WRITTEN PROBLEM →
Repeat what the lines below say, word for word, and skip every image.

RECORDS SHOWN →
-*-
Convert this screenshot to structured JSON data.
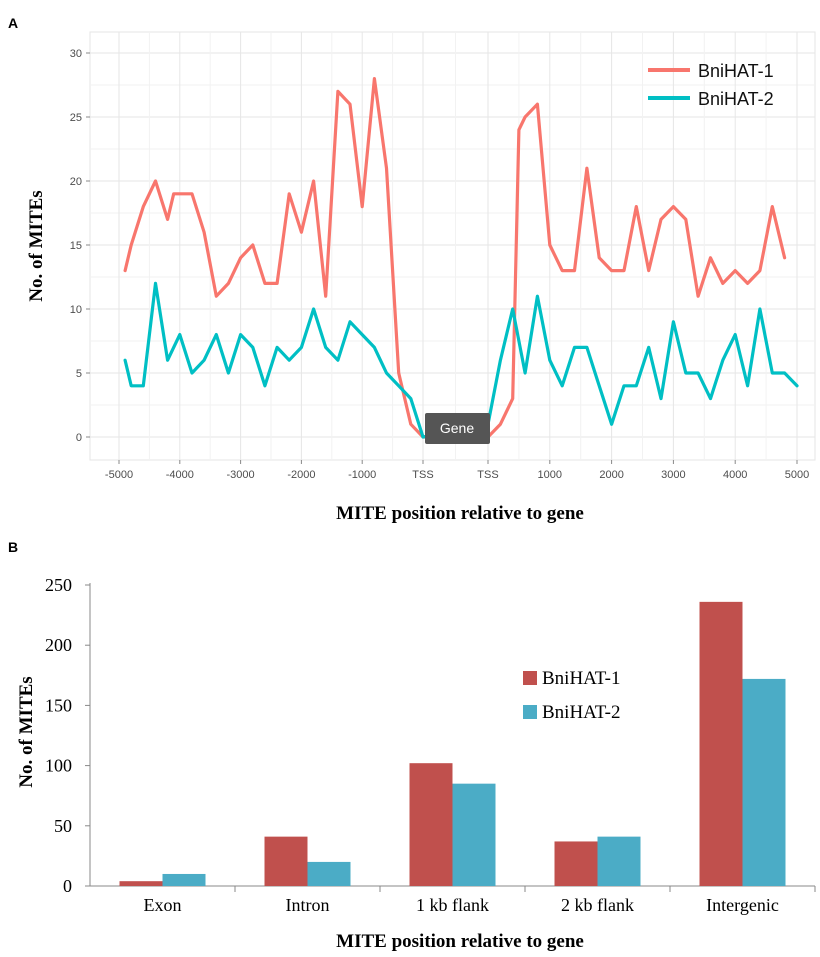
{
  "chart_data": [
    {
      "panel_label": "A",
      "type": "line",
      "xlabel": "MITE position relative to gene",
      "ylabel": "No. of MITEs",
      "ylim": [
        0,
        30
      ],
      "y_ticks": [
        "0",
        "5",
        "10",
        "15",
        "20",
        "25",
        "30"
      ],
      "x_tick_labels": [
        "-5000",
        "-4000",
        "-3000",
        "-2000",
        "-1000",
        "TSS",
        "TSS",
        "1000",
        "2000",
        "3000",
        "4000",
        "5000"
      ],
      "gene_box_label": "Gene",
      "legend_position": "top-right",
      "grid": true,
      "series": [
        {
          "name": "BniHAT-1",
          "color": "#F8766D",
          "points": [
            [
              -4900,
              13
            ],
            [
              -4800,
              15
            ],
            [
              -4600,
              18
            ],
            [
              -4400,
              20
            ],
            [
              -4200,
              17
            ],
            [
              -4100,
              19
            ],
            [
              -3800,
              19
            ],
            [
              -3600,
              16
            ],
            [
              -3400,
              11
            ],
            [
              -3200,
              12
            ],
            [
              -3000,
              14
            ],
            [
              -2800,
              15
            ],
            [
              -2600,
              12
            ],
            [
              -2400,
              12
            ],
            [
              -2200,
              19
            ],
            [
              -2000,
              16
            ],
            [
              -1800,
              20
            ],
            [
              -1600,
              11
            ],
            [
              -1400,
              27
            ],
            [
              -1200,
              26
            ],
            [
              -1000,
              18
            ],
            [
              -800,
              28
            ],
            [
              -600,
              21
            ],
            [
              -400,
              5
            ],
            [
              -200,
              1
            ],
            [
              0,
              0
            ],
            [
              0,
              0
            ],
            [
              200,
              1
            ],
            [
              400,
              3
            ],
            [
              500,
              24
            ],
            [
              600,
              25
            ],
            [
              800,
              26
            ],
            [
              1000,
              15
            ],
            [
              1200,
              13
            ],
            [
              1400,
              13
            ],
            [
              1600,
              21
            ],
            [
              1800,
              14
            ],
            [
              2000,
              13
            ],
            [
              2200,
              13
            ],
            [
              2400,
              18
            ],
            [
              2600,
              13
            ],
            [
              2800,
              17
            ],
            [
              3000,
              18
            ],
            [
              3200,
              17
            ],
            [
              3400,
              11
            ],
            [
              3600,
              14
            ],
            [
              3800,
              12
            ],
            [
              4000,
              13
            ],
            [
              4200,
              12
            ],
            [
              4400,
              13
            ],
            [
              4600,
              18
            ],
            [
              4800,
              14
            ]
          ]
        },
        {
          "name": "BniHAT-2",
          "color": "#00BFC4",
          "points": [
            [
              -4900,
              6
            ],
            [
              -4800,
              4
            ],
            [
              -4600,
              4
            ],
            [
              -4400,
              12
            ],
            [
              -4200,
              6
            ],
            [
              -4000,
              8
            ],
            [
              -3800,
              5
            ],
            [
              -3600,
              6
            ],
            [
              -3400,
              8
            ],
            [
              -3200,
              5
            ],
            [
              -3000,
              8
            ],
            [
              -2800,
              7
            ],
            [
              -2600,
              4
            ],
            [
              -2400,
              7
            ],
            [
              -2200,
              6
            ],
            [
              -2000,
              7
            ],
            [
              -1800,
              10
            ],
            [
              -1600,
              7
            ],
            [
              -1400,
              6
            ],
            [
              -1200,
              9
            ],
            [
              -1000,
              8
            ],
            [
              -800,
              7
            ],
            [
              -600,
              5
            ],
            [
              -400,
              4
            ],
            [
              -200,
              3
            ],
            [
              0,
              0
            ],
            [
              0,
              1
            ],
            [
              200,
              6
            ],
            [
              400,
              10
            ],
            [
              600,
              5
            ],
            [
              800,
              11
            ],
            [
              1000,
              6
            ],
            [
              1200,
              4
            ],
            [
              1400,
              7
            ],
            [
              1600,
              7
            ],
            [
              1800,
              4
            ],
            [
              2000,
              1
            ],
            [
              2200,
              4
            ],
            [
              2400,
              4
            ],
            [
              2600,
              7
            ],
            [
              2800,
              3
            ],
            [
              3000,
              9
            ],
            [
              3200,
              5
            ],
            [
              3400,
              5
            ],
            [
              3600,
              3
            ],
            [
              3800,
              6
            ],
            [
              4000,
              8
            ],
            [
              4200,
              4
            ],
            [
              4400,
              10
            ],
            [
              4600,
              5
            ],
            [
              4800,
              5
            ],
            [
              5000,
              4
            ]
          ]
        }
      ]
    },
    {
      "panel_label": "B",
      "type": "bar",
      "xlabel": "MITE position relative to gene",
      "ylabel": "No. of MITEs",
      "ylim": [
        0,
        250
      ],
      "y_ticks": [
        "0",
        "50",
        "100",
        "150",
        "200",
        "250"
      ],
      "categories": [
        "Exon",
        "Intron",
        "1 kb flank",
        "2 kb flank",
        "Intergenic"
      ],
      "legend_position": "center-right",
      "grid": false,
      "series": [
        {
          "name": "BniHAT-1",
          "color": "#C0504D",
          "values": [
            4,
            41,
            102,
            37,
            236
          ]
        },
        {
          "name": "BniHAT-2",
          "color": "#4BACC6",
          "values": [
            10,
            20,
            85,
            41,
            172
          ]
        }
      ]
    }
  ]
}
-*-
SOLUTION FOR THIS PROBLEM →
Convert this screenshot to structured JSON data.
{
  "chart_data": [
    {
      "panel_label": "A",
      "type": "line",
      "xlabel": "MITE position relative to gene",
      "ylabel": "No. of MITEs",
      "ylim": [
        0,
        30
      ],
      "y_ticks": [
        "0",
        "5",
        "10",
        "15",
        "20",
        "25",
        "30"
      ],
      "x_tick_labels": [
        "-5000",
        "-4000",
        "-3000",
        "-2000",
        "-1000",
        "TSS",
        "TSS",
        "1000",
        "2000",
        "3000",
        "4000",
        "5000"
      ],
      "gene_box_label": "Gene",
      "legend_position": "top-right",
      "grid": true,
      "series": [
        {
          "name": "BniHAT-1",
          "color": "#F8766D",
          "points": [
            [
              -4900,
              13
            ],
            [
              -4800,
              15
            ],
            [
              -4600,
              18
            ],
            [
              -4400,
              20
            ],
            [
              -4200,
              17
            ],
            [
              -4100,
              19
            ],
            [
              -3800,
              19
            ],
            [
              -3600,
              16
            ],
            [
              -3400,
              11
            ],
            [
              -3200,
              12
            ],
            [
              -3000,
              14
            ],
            [
              -2800,
              15
            ],
            [
              -2600,
              12
            ],
            [
              -2400,
              12
            ],
            [
              -2200,
              19
            ],
            [
              -2000,
              16
            ],
            [
              -1800,
              20
            ],
            [
              -1600,
              11
            ],
            [
              -1400,
              27
            ],
            [
              -1200,
              26
            ],
            [
              -1000,
              18
            ],
            [
              -800,
              28
            ],
            [
              -600,
              21
            ],
            [
              -400,
              5
            ],
            [
              -200,
              1
            ],
            [
              0,
              0
            ],
            [
              0,
              0
            ],
            [
              200,
              1
            ],
            [
              400,
              3
            ],
            [
              500,
              24
            ],
            [
              600,
              25
            ],
            [
              800,
              26
            ],
            [
              1000,
              15
            ],
            [
              1200,
              13
            ],
            [
              1400,
              13
            ],
            [
              1600,
              21
            ],
            [
              1800,
              14
            ],
            [
              2000,
              13
            ],
            [
              2200,
              13
            ],
            [
              2400,
              18
            ],
            [
              2600,
              13
            ],
            [
              2800,
              17
            ],
            [
              3000,
              18
            ],
            [
              3200,
              17
            ],
            [
              3400,
              11
            ],
            [
              3600,
              14
            ],
            [
              3800,
              12
            ],
            [
              4000,
              13
            ],
            [
              4200,
              12
            ],
            [
              4400,
              13
            ],
            [
              4600,
              18
            ],
            [
              4800,
              14
            ]
          ]
        },
        {
          "name": "BniHAT-2",
          "color": "#00BFC4",
          "points": [
            [
              -4900,
              6
            ],
            [
              -4800,
              4
            ],
            [
              -4600,
              4
            ],
            [
              -4400,
              12
            ],
            [
              -4200,
              6
            ],
            [
              -4000,
              8
            ],
            [
              -3800,
              5
            ],
            [
              -3600,
              6
            ],
            [
              -3400,
              8
            ],
            [
              -3200,
              5
            ],
            [
              -3000,
              8
            ],
            [
              -2800,
              7
            ],
            [
              -2600,
              4
            ],
            [
              -2400,
              7
            ],
            [
              -2200,
              6
            ],
            [
              -2000,
              7
            ],
            [
              -1800,
              10
            ],
            [
              -1600,
              7
            ],
            [
              -1400,
              6
            ],
            [
              -1200,
              9
            ],
            [
              -1000,
              8
            ],
            [
              -800,
              7
            ],
            [
              -600,
              5
            ],
            [
              -400,
              4
            ],
            [
              -200,
              3
            ],
            [
              0,
              0
            ],
            [
              0,
              1
            ],
            [
              200,
              6
            ],
            [
              400,
              10
            ],
            [
              600,
              5
            ],
            [
              800,
              11
            ],
            [
              1000,
              6
            ],
            [
              1200,
              4
            ],
            [
              1400,
              7
            ],
            [
              1600,
              7
            ],
            [
              1800,
              4
            ],
            [
              2000,
              1
            ],
            [
              2200,
              4
            ],
            [
              2400,
              4
            ],
            [
              2600,
              7
            ],
            [
              2800,
              3
            ],
            [
              3000,
              9
            ],
            [
              3200,
              5
            ],
            [
              3400,
              5
            ],
            [
              3600,
              3
            ],
            [
              3800,
              6
            ],
            [
              4000,
              8
            ],
            [
              4200,
              4
            ],
            [
              4400,
              10
            ],
            [
              4600,
              5
            ],
            [
              4800,
              5
            ],
            [
              5000,
              4
            ]
          ]
        }
      ]
    },
    {
      "panel_label": "B",
      "type": "bar",
      "xlabel": "MITE position relative to gene",
      "ylabel": "No. of MITEs",
      "ylim": [
        0,
        250
      ],
      "y_ticks": [
        "0",
        "50",
        "100",
        "150",
        "200",
        "250"
      ],
      "categories": [
        "Exon",
        "Intron",
        "1 kb flank",
        "2 kb flank",
        "Intergenic"
      ],
      "legend_position": "center-right",
      "grid": false,
      "series": [
        {
          "name": "BniHAT-1",
          "color": "#C0504D",
          "values": [
            4,
            41,
            102,
            37,
            236
          ]
        },
        {
          "name": "BniHAT-2",
          "color": "#4BACC6",
          "values": [
            10,
            20,
            85,
            41,
            172
          ]
        }
      ]
    }
  ]
}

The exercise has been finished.